Aim:
Scan each line of the records for the word "page" and extract the ones that have it.

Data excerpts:

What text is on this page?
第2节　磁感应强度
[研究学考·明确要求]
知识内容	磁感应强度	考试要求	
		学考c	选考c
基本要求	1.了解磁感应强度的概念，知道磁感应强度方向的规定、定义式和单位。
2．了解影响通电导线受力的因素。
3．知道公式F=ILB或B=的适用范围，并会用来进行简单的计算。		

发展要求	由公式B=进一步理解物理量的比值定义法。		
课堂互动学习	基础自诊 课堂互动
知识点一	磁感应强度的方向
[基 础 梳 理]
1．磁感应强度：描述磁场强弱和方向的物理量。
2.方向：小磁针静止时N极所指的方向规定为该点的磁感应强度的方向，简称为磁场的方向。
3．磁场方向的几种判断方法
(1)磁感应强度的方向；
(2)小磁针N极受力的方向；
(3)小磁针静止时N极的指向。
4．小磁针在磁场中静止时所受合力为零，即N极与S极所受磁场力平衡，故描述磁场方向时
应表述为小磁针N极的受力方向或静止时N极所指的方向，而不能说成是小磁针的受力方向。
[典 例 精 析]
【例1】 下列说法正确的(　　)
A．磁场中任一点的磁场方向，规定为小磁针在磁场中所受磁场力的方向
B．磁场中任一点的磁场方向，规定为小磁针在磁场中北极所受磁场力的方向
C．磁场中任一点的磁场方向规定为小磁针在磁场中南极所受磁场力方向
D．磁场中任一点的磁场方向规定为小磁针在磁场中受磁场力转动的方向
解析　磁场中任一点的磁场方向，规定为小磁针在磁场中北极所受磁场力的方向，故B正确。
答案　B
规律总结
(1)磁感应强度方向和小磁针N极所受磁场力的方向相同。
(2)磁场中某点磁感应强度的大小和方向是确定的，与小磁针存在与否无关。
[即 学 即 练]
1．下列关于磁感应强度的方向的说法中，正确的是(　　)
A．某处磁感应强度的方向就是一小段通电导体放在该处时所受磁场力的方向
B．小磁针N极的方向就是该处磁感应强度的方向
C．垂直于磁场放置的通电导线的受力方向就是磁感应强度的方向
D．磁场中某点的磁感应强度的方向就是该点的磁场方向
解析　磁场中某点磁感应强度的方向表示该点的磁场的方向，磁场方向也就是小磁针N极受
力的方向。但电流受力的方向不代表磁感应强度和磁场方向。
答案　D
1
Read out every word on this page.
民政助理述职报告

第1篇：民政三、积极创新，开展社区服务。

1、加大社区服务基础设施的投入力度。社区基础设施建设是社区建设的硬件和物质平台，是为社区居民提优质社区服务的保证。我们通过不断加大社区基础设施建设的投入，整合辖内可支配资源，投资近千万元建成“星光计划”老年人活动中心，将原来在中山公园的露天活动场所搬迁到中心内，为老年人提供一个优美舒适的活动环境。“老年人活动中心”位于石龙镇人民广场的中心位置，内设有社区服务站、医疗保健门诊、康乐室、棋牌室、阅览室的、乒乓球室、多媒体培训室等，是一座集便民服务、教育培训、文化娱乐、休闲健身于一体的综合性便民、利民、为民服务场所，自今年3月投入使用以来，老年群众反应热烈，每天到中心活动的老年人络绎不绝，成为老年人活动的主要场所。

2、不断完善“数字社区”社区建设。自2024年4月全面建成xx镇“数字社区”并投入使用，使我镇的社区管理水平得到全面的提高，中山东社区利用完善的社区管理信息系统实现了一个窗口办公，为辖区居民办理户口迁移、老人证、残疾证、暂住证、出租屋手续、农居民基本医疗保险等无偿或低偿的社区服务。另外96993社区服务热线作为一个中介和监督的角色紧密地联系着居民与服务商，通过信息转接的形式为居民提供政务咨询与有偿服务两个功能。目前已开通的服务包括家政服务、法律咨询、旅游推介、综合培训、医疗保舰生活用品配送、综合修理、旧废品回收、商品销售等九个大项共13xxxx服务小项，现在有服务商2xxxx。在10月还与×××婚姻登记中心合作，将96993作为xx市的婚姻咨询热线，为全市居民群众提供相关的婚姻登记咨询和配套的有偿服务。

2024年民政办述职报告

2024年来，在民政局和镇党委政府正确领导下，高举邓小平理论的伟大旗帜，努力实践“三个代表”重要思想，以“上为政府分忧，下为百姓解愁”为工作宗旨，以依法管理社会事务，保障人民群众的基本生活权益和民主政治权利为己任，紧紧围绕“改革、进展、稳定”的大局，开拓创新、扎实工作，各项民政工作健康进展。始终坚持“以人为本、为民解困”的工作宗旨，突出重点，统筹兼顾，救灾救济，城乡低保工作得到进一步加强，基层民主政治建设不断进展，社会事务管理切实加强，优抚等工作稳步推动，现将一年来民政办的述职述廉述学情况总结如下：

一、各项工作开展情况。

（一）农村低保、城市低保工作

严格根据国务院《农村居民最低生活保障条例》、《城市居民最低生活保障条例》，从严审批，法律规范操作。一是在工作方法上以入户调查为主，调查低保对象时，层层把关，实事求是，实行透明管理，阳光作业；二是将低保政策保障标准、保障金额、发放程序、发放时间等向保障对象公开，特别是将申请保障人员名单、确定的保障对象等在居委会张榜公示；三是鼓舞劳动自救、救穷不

Problem solution:
What text is on this page?
Read out every word on this page.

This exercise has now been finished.